§ **REQUIRED TASK**
Of the lines in the listing, how many include the string "dollar"? Write the number and nothing else.

§ **Entries with figure data**
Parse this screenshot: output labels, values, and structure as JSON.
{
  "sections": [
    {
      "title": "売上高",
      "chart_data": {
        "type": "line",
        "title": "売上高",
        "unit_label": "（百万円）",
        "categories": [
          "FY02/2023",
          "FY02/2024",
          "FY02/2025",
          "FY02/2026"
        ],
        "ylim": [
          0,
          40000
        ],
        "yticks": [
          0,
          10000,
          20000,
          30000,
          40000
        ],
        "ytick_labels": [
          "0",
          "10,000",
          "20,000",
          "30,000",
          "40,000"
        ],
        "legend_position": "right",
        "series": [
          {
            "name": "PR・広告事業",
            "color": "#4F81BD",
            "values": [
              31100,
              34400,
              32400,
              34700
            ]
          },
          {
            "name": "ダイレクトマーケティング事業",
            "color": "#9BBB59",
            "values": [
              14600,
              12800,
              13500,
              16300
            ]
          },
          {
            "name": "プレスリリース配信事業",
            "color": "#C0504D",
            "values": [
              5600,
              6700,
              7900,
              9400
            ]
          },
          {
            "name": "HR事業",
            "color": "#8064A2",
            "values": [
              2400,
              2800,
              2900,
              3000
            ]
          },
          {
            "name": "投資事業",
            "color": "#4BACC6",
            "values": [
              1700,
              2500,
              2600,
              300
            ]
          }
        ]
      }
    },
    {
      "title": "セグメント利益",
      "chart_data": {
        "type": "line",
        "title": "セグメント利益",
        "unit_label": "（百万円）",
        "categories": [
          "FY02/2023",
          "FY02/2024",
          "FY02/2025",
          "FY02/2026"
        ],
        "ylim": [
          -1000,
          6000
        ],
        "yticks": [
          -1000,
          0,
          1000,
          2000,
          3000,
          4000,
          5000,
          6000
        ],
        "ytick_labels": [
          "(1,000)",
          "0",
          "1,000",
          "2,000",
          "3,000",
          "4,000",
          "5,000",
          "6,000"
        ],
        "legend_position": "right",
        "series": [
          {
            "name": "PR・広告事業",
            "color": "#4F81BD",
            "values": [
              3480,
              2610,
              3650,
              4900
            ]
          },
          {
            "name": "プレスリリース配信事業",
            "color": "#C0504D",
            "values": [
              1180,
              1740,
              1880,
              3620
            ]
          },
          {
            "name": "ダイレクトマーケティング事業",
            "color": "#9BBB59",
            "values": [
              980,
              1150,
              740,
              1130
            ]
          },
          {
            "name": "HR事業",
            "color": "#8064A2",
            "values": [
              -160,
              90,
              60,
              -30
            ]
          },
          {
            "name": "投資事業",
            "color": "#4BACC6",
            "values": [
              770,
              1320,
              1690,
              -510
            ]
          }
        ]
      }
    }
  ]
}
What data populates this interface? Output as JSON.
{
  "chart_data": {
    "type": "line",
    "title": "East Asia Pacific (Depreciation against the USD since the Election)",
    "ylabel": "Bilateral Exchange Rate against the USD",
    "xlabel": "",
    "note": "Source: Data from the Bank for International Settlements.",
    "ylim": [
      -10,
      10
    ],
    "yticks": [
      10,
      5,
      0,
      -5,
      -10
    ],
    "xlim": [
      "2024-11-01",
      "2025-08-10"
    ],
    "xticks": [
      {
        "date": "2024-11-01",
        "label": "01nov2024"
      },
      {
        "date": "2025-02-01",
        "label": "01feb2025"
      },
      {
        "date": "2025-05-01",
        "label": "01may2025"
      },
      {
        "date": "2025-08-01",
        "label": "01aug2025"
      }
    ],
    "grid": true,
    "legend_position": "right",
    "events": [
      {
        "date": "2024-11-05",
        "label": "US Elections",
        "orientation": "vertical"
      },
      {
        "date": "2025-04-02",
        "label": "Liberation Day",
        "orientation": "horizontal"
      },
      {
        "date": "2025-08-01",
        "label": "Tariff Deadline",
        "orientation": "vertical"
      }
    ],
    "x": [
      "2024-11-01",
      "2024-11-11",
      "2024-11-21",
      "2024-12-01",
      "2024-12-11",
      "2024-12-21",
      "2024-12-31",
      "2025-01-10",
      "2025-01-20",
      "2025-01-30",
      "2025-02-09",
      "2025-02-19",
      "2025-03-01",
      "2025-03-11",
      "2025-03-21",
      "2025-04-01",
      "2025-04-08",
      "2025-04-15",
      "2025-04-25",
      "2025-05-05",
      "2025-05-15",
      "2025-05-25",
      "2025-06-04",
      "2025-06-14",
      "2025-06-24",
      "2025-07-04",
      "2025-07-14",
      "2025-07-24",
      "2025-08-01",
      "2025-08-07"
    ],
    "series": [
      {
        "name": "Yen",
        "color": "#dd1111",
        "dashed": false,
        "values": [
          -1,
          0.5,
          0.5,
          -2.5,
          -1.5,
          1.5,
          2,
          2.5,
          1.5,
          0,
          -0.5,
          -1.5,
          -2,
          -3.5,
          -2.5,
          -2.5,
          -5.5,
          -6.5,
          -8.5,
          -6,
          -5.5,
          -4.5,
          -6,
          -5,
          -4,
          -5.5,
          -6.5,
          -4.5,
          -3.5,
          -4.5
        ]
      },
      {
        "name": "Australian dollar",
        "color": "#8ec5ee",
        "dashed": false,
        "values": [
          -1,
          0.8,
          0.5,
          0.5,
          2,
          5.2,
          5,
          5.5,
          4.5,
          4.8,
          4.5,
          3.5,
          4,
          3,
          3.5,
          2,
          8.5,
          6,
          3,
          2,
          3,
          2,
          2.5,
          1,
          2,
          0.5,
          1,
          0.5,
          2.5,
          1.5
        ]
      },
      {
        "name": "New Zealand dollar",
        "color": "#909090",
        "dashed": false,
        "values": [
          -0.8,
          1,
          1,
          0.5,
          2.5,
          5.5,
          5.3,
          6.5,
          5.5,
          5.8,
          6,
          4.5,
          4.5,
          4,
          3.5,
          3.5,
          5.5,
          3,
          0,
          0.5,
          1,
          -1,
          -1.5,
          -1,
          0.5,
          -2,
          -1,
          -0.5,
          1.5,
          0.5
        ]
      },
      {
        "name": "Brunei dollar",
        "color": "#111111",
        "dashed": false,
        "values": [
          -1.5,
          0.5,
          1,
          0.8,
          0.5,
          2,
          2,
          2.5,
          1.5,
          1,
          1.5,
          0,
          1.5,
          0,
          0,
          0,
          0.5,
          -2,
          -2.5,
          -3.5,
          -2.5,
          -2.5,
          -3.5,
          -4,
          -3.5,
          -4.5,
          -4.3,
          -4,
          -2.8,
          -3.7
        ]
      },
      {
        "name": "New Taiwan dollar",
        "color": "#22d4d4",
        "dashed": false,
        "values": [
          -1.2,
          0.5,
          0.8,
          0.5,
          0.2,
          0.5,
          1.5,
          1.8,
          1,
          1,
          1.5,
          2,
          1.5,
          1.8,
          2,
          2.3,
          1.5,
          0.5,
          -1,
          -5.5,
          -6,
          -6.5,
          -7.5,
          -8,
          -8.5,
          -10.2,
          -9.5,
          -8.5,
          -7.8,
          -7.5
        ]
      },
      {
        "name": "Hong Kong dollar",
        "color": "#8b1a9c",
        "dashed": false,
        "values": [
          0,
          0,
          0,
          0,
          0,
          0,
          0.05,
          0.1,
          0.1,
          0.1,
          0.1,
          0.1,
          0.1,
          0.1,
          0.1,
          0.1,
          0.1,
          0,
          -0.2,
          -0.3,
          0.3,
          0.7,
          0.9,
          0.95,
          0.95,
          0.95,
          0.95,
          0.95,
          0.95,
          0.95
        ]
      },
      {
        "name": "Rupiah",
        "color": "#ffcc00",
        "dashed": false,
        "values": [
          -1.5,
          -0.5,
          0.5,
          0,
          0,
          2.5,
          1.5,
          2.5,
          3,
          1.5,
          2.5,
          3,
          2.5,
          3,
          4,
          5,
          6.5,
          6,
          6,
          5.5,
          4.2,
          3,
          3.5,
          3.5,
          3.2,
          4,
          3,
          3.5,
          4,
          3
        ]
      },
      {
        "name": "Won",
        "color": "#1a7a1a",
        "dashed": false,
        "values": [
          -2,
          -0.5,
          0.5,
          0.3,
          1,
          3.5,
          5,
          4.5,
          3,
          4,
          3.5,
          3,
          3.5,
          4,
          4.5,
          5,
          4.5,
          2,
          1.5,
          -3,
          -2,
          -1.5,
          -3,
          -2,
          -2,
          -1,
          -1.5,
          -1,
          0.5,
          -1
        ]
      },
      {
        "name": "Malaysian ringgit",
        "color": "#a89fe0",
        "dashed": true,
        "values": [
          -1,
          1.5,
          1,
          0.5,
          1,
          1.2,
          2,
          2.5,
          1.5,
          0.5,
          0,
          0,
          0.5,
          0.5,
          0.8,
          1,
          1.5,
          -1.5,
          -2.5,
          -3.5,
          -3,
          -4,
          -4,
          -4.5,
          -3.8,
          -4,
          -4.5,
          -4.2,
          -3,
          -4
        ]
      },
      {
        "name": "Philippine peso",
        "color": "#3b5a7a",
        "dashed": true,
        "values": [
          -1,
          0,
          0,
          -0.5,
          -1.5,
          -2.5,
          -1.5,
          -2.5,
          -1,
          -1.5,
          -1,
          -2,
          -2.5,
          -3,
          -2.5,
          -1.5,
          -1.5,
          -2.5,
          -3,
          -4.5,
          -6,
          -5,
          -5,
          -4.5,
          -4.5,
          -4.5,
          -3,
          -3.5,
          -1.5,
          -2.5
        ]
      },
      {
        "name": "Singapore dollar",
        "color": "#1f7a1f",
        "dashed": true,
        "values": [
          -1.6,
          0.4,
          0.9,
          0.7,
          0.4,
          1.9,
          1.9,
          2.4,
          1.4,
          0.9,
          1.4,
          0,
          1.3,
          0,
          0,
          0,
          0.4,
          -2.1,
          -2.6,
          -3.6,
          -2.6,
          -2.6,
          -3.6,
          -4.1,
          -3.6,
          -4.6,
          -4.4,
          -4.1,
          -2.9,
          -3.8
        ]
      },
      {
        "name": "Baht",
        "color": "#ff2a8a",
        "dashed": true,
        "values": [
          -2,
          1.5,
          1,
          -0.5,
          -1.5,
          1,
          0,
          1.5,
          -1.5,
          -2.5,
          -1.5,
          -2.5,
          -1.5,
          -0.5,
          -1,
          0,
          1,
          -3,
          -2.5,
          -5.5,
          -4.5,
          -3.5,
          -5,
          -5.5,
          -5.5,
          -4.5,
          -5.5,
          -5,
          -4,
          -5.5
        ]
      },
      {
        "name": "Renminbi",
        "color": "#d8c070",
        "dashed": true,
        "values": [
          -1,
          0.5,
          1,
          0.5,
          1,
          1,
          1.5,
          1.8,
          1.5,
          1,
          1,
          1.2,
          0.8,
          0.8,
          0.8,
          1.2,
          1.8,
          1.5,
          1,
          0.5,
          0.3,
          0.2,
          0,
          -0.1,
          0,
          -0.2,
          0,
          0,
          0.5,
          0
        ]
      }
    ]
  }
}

§ **SOLUTION FOR THIS EXERCISE**
6